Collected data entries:

________

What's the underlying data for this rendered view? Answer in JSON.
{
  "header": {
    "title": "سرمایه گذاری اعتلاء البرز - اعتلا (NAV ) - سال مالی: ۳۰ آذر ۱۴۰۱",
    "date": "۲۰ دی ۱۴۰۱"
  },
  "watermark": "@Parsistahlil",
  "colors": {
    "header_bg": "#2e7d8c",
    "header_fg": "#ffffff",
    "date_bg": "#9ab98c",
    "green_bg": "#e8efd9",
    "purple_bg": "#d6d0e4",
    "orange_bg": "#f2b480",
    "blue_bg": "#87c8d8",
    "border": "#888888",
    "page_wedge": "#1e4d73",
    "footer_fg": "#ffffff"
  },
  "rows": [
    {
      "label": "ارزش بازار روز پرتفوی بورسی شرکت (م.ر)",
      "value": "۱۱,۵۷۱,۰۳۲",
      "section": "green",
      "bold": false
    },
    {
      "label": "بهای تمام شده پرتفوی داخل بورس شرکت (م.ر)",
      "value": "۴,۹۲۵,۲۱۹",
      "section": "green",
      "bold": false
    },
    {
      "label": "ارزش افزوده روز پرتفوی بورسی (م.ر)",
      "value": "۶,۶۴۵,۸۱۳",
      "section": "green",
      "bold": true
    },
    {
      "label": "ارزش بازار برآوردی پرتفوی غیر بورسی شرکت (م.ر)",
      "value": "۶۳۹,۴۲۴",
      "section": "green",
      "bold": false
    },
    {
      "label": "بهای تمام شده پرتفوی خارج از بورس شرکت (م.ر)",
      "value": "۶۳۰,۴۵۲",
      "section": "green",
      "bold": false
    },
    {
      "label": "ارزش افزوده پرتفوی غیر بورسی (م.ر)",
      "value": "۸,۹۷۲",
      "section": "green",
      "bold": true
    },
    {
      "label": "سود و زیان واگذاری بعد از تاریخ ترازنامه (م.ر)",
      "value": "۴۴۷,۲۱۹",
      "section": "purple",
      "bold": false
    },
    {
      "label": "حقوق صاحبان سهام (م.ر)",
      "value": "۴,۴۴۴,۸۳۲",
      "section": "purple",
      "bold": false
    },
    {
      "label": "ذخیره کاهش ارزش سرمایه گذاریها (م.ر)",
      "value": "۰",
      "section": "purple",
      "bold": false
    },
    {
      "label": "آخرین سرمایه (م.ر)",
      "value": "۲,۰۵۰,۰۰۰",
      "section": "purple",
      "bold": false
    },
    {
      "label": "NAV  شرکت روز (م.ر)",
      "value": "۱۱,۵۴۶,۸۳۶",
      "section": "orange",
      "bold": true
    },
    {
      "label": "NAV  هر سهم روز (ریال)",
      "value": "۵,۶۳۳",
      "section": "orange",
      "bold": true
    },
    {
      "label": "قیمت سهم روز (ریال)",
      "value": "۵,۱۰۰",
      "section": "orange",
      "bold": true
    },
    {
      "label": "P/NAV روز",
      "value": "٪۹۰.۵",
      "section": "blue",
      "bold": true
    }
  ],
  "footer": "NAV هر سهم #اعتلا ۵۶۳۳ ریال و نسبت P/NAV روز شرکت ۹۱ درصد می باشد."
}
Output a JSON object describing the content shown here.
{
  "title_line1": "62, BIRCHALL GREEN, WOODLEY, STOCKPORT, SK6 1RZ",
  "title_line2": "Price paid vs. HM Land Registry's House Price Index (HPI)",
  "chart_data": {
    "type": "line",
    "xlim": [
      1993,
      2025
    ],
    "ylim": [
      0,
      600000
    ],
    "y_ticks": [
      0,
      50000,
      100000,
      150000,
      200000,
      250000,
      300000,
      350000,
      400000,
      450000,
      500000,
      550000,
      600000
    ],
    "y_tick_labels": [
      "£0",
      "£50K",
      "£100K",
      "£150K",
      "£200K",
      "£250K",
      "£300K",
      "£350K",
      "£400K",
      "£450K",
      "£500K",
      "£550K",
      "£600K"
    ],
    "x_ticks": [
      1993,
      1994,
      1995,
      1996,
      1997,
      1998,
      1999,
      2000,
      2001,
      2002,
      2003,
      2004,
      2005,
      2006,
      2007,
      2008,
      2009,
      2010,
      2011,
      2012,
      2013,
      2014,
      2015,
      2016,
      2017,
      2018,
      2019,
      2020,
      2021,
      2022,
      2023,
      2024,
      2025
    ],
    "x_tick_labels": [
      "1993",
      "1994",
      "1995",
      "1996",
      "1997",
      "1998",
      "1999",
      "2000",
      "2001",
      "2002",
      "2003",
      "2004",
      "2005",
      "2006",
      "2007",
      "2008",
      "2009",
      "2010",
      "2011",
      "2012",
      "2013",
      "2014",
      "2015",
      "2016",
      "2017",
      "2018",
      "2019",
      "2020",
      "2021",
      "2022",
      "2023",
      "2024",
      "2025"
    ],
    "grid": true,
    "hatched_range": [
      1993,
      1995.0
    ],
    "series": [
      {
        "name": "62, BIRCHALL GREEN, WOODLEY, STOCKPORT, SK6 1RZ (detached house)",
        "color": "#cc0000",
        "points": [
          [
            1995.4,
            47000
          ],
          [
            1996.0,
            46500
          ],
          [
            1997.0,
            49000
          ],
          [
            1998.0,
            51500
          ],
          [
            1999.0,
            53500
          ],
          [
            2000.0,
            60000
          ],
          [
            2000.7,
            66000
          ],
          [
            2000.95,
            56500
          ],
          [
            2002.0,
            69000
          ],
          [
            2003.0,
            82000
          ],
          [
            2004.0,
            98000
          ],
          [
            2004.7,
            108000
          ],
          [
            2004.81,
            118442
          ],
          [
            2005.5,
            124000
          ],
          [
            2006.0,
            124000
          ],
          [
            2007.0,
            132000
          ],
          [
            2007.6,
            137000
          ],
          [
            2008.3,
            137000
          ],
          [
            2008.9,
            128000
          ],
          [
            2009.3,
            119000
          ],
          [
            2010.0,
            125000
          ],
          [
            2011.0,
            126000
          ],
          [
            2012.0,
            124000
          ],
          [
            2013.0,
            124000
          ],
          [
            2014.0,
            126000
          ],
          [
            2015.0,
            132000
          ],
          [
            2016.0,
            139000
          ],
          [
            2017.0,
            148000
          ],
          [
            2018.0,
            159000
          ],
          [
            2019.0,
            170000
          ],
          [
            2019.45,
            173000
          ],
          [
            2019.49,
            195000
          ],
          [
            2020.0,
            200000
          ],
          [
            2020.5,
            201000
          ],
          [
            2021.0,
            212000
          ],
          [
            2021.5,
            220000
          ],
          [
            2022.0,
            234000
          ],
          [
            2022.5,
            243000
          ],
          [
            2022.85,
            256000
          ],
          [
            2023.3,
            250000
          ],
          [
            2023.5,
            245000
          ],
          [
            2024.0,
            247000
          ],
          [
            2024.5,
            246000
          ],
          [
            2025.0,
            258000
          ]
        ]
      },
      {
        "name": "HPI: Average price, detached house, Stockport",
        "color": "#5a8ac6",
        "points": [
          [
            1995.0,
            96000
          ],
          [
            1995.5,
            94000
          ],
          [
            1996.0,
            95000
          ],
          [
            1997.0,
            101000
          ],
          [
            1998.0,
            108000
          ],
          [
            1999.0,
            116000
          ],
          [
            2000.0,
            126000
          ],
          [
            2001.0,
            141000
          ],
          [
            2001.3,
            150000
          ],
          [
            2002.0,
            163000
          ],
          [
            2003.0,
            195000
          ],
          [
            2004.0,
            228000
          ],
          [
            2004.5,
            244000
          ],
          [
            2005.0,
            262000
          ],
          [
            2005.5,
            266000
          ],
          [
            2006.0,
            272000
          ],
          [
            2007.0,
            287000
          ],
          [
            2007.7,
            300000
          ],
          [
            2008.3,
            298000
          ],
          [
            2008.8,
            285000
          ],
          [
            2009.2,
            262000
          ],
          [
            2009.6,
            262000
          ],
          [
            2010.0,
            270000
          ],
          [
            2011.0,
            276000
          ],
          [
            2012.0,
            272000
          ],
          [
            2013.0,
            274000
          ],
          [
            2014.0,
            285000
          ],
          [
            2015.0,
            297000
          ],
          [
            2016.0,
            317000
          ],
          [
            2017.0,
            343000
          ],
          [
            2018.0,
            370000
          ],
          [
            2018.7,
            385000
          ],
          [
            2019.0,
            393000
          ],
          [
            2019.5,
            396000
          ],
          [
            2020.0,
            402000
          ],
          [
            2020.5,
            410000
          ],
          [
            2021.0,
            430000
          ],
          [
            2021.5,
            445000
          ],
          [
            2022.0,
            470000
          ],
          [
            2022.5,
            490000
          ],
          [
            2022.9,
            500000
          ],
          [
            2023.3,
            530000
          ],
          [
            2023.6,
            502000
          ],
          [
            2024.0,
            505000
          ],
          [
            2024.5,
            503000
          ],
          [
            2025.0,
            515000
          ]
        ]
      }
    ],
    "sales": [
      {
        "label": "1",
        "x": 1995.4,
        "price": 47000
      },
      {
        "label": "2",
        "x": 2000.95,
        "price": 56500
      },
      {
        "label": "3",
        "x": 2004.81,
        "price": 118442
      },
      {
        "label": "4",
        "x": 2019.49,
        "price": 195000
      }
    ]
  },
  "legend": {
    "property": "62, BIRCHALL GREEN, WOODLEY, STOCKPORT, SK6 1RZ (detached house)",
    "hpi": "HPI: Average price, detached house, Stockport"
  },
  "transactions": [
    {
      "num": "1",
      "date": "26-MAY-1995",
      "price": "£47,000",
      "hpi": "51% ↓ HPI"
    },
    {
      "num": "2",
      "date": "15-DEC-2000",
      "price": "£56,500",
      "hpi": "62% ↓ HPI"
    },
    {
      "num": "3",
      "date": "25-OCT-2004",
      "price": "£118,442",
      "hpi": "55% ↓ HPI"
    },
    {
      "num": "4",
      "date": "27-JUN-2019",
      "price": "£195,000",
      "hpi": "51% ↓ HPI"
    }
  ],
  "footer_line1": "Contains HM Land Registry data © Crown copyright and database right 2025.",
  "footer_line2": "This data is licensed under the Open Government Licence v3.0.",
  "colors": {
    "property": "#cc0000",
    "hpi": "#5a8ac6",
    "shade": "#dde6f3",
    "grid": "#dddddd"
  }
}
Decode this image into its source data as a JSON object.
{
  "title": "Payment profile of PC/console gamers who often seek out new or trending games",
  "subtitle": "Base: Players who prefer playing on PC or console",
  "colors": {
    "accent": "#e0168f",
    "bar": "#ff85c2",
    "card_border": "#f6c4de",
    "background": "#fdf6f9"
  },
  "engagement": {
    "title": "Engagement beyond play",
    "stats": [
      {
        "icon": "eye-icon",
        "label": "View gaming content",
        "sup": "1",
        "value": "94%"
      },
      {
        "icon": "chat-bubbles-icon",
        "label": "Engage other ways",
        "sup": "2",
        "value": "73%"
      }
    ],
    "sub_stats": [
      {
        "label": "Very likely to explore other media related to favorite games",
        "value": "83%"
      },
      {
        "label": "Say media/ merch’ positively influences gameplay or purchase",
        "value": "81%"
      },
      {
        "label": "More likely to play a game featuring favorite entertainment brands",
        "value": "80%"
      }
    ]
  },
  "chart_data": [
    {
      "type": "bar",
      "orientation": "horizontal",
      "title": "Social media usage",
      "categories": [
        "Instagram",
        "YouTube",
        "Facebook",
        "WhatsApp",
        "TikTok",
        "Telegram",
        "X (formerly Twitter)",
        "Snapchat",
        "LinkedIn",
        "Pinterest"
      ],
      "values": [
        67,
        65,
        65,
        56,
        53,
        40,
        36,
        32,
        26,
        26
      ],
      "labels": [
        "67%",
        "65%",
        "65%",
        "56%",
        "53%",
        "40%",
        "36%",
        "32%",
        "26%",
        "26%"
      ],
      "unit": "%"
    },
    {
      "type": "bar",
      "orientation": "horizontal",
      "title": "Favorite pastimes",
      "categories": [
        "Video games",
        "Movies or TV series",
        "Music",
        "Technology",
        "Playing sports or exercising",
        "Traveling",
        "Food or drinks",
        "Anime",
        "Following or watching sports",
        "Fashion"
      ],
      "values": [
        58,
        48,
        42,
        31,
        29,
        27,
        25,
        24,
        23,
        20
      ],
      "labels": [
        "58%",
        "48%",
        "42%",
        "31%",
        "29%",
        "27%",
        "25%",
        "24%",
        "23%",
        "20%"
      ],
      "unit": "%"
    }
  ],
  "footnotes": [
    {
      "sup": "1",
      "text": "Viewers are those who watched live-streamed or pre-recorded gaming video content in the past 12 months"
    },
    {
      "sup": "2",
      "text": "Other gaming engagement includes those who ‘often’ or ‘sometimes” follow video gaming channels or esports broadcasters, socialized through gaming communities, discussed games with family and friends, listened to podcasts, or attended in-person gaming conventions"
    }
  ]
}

________

◆ **GIVEN REQUEST**
Among the lines of the data above, determine how many contain the word "media". Report the number alone.

◆ **RESPONSE BELOW**
3